_DIRECTIVE_
From the listing below, tally the lines that include "frac". Return only the total.

_RECORDS FOR THE EXERCISE_

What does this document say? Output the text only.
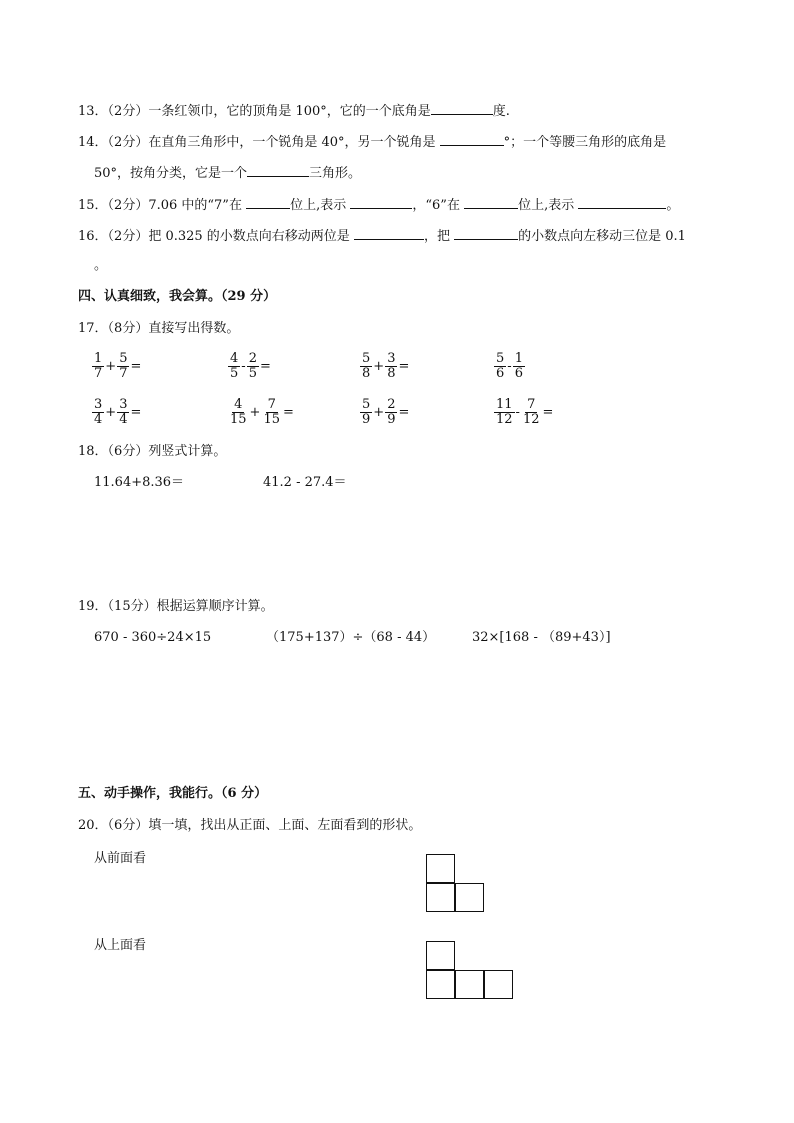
13．（2分）一条红领巾，它的顶角是 100°，它的一个底角是	度.
14．（2分）在直角三角形中，一个锐角是 40°，另一个锐角是	°；一个等腰三角形的底角是
50°，按角分类，它是一个	三角形。
15．（2分）7.06 中的“7”在	位上,表示	，“6”在	位上,表示	。
16．（2分）把 0.325 的小数点向右移动两位是	，把	的小数点向左移动三位是 0.1
。
四、认真细致，我会算。（29 分）
17．（8分）直接写出得数。
$\frac{1}{7} + \frac{5}{7}$ =	$\frac{4}{5} - \frac{2}{5}$ =	$\frac{5}{8} + \frac{3}{8}$ =	$\frac{5}{6} - \frac{1}{6}$
$\frac{3}{4} + \frac{3}{4}$ =	$\frac{4}{15} + \frac{7}{15}$ =	$\frac{5}{9} + \frac{2}{9}$ =	$\frac{11}{12} - \frac{7}{12}$ =
18．（6分）列竖式计算。
11.64+8.36＝	41.2 - 27.4＝
19．（15分）根据运算顺序计算。
670 - 360÷24×15	（175+137）÷（68 - 44）	32×[168 - （89+43）]
五、动手操作，我能行。（6 分）
20．（6分）填一填，找出从正面、上面、左面看到的形状。
从前面看
从上面看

_ANSWER TO THIS PROBLEM_
2